_Records shown_
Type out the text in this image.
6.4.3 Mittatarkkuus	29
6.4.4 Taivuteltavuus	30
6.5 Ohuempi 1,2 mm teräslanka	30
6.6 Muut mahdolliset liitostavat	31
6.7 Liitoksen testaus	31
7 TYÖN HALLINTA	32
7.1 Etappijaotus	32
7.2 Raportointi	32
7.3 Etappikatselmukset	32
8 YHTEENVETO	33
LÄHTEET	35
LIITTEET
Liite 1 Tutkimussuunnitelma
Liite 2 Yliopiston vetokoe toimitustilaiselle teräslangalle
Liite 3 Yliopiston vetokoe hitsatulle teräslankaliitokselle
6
==
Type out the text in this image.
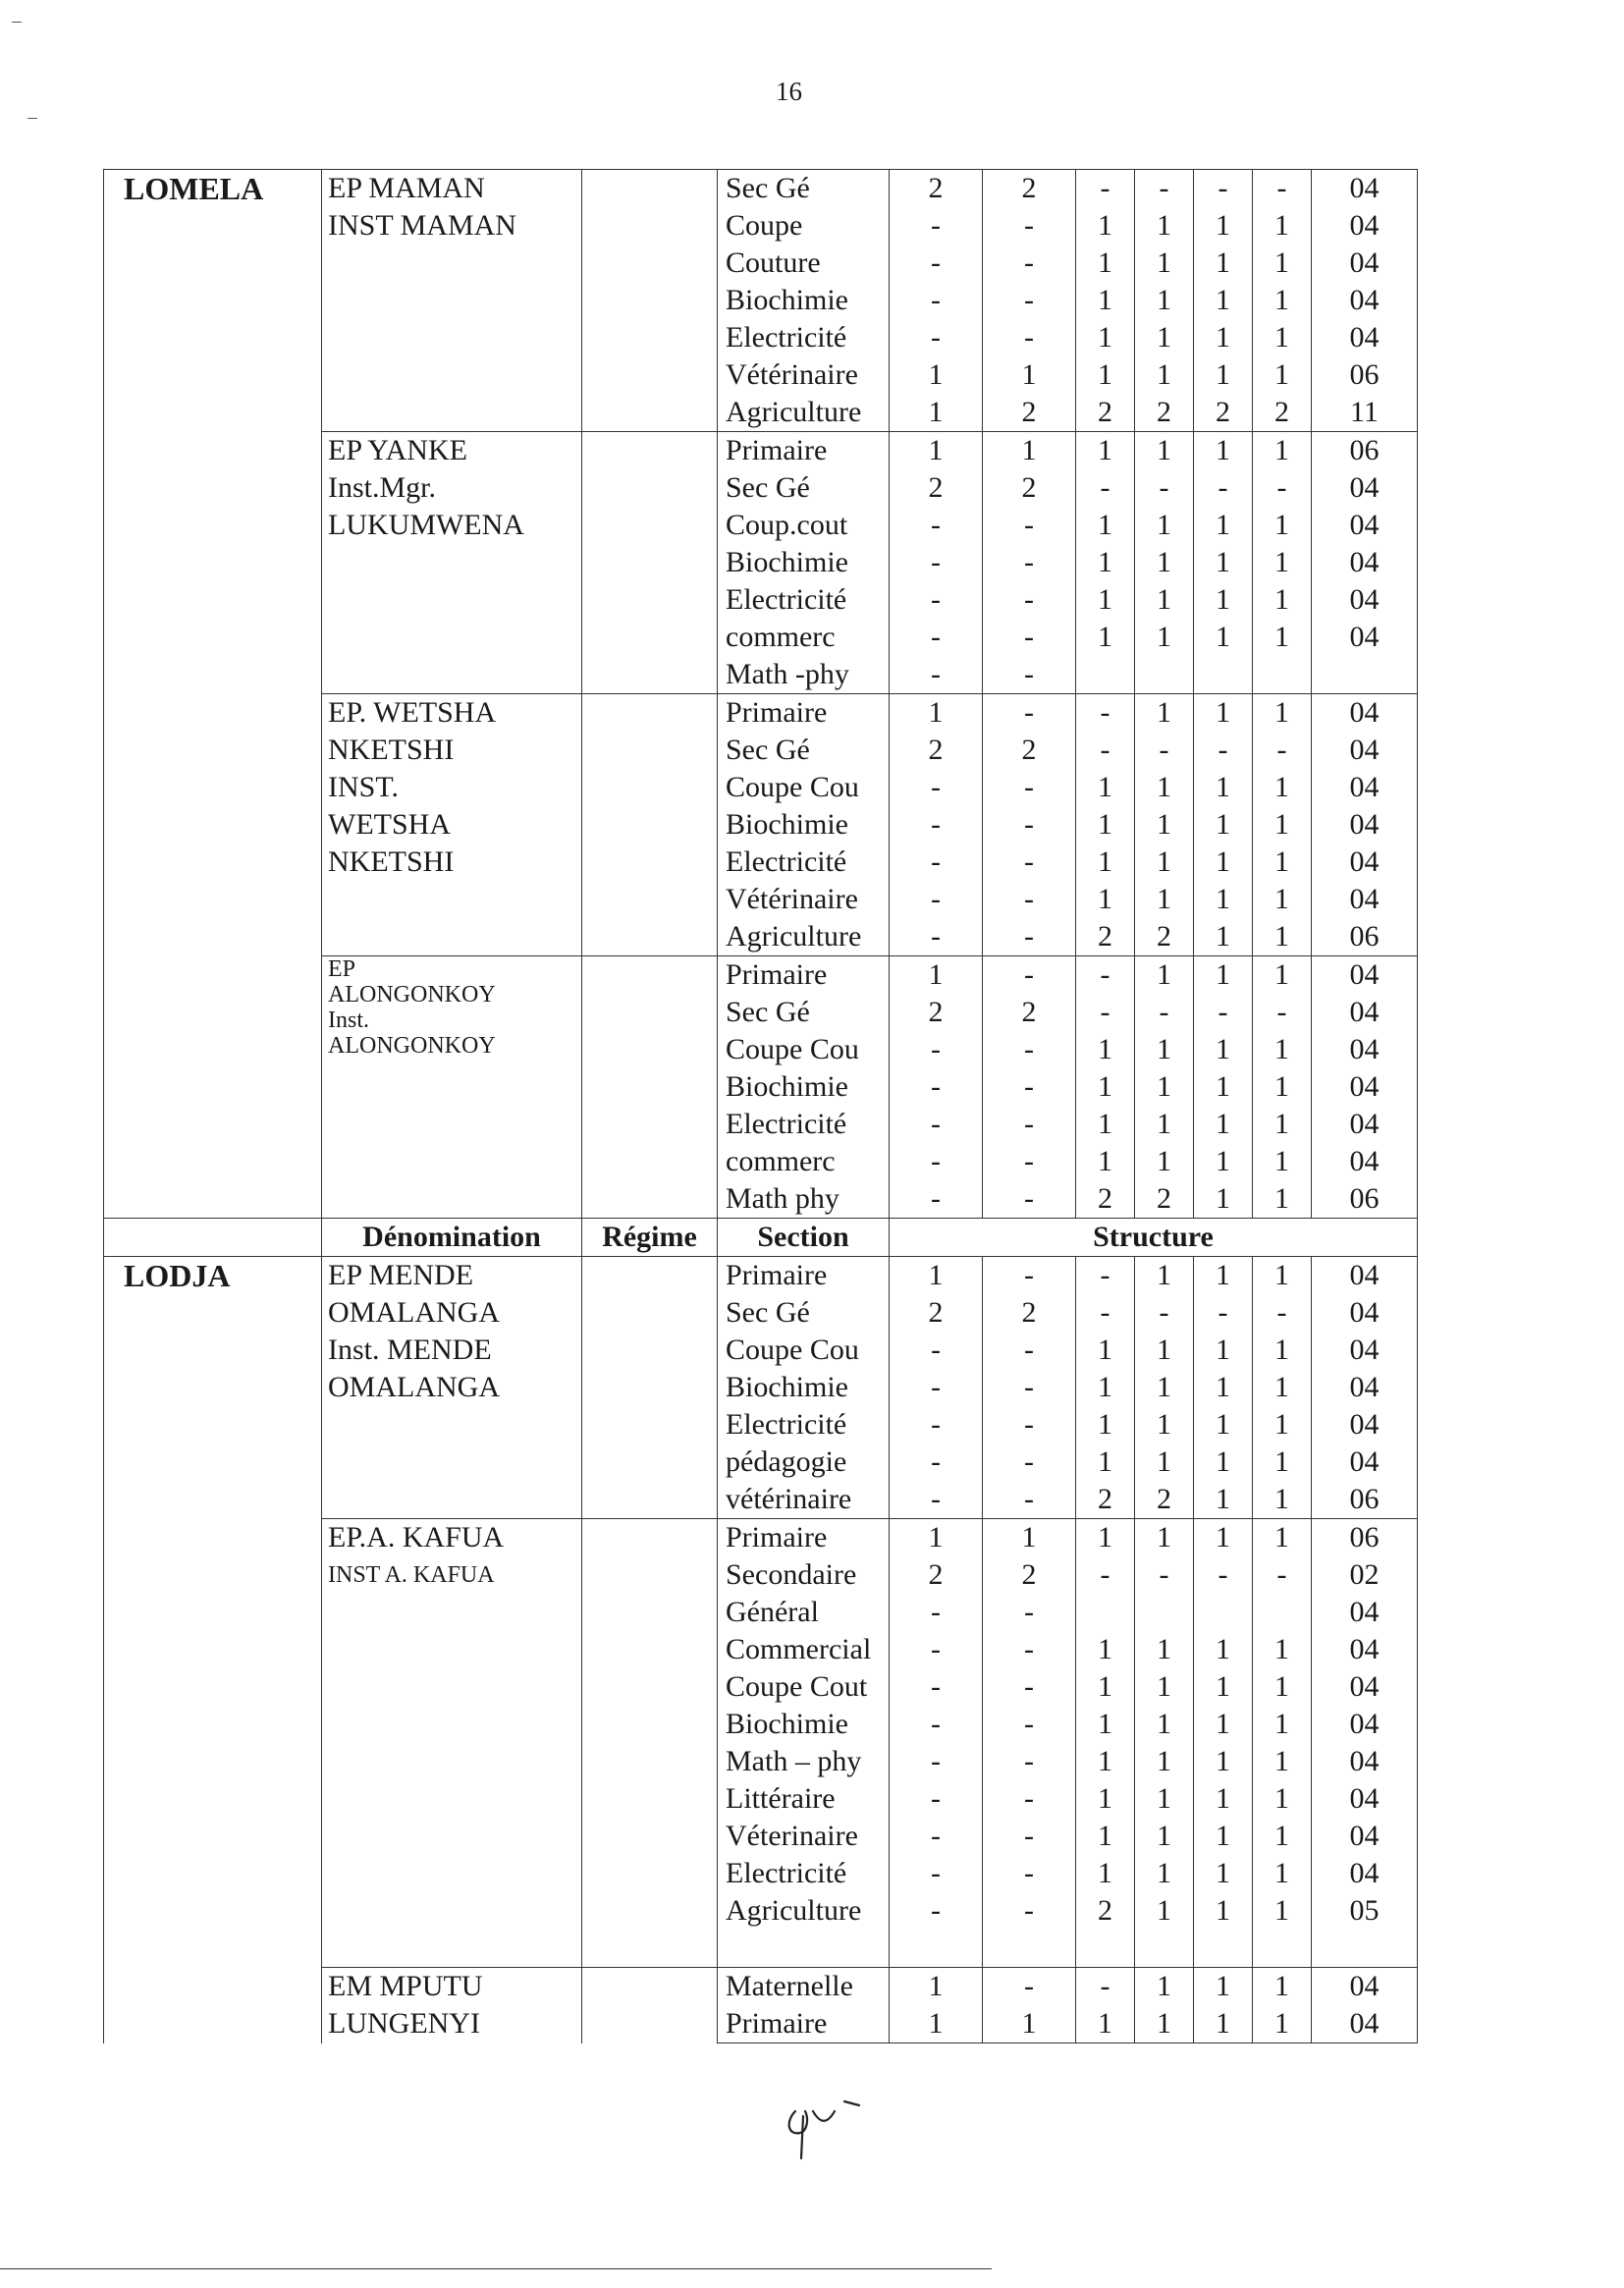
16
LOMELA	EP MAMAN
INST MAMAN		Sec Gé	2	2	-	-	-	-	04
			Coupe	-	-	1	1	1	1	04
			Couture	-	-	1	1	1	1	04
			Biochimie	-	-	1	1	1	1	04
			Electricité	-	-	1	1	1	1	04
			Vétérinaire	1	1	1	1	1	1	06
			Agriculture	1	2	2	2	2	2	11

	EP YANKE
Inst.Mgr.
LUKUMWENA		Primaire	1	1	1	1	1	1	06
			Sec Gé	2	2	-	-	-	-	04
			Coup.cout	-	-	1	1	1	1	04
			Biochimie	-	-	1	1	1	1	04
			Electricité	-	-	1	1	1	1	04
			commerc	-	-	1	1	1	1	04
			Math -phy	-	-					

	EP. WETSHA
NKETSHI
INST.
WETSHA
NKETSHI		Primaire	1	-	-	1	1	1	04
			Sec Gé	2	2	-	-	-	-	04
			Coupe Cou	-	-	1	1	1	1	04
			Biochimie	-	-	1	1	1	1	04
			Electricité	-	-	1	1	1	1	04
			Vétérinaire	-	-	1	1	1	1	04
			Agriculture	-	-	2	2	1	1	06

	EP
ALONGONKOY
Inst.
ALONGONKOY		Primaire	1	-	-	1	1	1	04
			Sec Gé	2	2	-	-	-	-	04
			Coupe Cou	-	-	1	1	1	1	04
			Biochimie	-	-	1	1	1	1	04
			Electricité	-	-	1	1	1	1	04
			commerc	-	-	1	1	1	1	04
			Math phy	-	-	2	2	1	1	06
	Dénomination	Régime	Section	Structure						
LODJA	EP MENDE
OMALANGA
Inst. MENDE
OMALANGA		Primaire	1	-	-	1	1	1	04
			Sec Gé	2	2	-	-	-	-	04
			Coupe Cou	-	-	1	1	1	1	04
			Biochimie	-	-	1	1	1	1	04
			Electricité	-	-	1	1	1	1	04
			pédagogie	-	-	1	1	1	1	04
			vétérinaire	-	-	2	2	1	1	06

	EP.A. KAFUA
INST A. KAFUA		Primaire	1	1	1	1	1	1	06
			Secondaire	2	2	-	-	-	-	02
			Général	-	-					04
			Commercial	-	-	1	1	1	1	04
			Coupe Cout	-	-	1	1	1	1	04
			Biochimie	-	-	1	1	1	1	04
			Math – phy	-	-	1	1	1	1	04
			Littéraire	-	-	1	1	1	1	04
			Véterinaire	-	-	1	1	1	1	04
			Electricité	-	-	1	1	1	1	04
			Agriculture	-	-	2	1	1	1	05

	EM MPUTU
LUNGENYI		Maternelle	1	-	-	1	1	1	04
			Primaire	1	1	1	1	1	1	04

_Given problem_
Of all the lines in the data above, state how many include "Math". Say only the number.

_Completed exercise_
3